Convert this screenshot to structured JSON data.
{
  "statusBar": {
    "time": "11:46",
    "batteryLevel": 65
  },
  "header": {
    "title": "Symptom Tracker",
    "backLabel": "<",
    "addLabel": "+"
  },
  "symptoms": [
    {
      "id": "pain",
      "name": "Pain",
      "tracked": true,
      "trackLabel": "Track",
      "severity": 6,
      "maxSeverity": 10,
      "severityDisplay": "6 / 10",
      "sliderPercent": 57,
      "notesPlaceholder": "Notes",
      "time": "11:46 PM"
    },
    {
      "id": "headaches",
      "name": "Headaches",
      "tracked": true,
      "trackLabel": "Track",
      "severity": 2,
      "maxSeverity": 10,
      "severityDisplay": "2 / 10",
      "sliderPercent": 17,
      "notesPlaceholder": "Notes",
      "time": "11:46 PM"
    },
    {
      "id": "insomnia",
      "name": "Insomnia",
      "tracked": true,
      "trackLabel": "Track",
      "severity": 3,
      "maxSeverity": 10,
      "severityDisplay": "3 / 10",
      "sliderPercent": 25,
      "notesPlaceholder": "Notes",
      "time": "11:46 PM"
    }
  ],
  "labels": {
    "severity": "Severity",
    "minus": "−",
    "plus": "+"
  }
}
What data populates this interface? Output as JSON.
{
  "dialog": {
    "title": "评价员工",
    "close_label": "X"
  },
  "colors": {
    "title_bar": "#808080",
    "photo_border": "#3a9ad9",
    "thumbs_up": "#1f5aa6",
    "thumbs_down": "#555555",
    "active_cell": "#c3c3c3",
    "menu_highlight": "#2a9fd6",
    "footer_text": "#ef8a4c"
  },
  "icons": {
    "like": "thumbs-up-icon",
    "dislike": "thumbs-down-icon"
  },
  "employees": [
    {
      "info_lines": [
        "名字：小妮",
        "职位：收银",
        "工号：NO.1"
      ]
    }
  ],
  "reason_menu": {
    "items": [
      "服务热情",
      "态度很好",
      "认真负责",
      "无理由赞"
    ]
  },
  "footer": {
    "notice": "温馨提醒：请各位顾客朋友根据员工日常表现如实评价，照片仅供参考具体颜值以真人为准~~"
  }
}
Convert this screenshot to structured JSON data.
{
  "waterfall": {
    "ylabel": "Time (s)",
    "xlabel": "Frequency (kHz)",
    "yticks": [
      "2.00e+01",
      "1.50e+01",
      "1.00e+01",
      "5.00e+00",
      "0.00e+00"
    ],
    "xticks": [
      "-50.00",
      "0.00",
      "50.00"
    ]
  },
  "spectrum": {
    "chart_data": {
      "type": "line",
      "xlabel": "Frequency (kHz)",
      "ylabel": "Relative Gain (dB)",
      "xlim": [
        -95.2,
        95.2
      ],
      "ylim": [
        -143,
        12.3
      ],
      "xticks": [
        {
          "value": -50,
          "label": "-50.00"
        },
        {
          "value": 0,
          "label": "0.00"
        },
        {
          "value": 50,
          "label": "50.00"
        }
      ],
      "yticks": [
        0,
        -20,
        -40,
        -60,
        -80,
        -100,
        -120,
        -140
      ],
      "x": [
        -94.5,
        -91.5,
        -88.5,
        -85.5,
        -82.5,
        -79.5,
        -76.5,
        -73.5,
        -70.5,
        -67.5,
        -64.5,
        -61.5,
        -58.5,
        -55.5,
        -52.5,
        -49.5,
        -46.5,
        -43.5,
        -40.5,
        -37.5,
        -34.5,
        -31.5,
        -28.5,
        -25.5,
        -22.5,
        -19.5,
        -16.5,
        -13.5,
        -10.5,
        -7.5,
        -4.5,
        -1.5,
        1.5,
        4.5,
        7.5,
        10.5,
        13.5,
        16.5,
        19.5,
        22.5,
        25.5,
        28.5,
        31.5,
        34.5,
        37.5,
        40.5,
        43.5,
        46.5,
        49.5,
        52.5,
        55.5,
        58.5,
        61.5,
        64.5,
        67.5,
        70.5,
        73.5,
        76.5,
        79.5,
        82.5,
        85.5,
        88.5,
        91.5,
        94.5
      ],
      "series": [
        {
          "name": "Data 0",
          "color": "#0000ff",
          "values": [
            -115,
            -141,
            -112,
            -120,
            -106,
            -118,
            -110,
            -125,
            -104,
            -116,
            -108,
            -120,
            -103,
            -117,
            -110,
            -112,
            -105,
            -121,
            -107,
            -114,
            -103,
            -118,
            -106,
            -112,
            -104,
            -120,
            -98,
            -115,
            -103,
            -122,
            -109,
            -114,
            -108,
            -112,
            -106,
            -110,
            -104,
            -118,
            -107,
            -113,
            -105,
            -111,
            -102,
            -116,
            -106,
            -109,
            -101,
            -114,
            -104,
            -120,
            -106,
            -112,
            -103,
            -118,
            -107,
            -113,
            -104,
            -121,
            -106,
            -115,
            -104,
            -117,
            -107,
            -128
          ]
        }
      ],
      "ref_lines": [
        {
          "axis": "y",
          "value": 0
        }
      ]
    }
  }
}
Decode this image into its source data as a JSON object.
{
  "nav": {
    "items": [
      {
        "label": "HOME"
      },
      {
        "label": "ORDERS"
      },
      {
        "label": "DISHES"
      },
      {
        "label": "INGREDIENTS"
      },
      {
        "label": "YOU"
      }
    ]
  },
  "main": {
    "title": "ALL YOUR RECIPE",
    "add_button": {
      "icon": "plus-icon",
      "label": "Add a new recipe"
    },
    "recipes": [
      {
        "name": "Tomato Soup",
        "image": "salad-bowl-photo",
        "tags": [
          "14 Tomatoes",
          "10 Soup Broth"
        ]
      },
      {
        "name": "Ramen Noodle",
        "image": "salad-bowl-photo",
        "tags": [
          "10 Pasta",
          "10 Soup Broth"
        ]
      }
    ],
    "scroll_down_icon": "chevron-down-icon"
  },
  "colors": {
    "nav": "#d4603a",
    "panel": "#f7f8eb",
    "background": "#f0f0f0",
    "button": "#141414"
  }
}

◇ ◇ ◇ ◇ ◇ ◇ ◇

Exercise task
Copy out every line of the data that includes the word "sliderPercent".

Written response
      "sliderPercent": 57,
      "sliderPercent": 17,
      "sliderPercent": 25,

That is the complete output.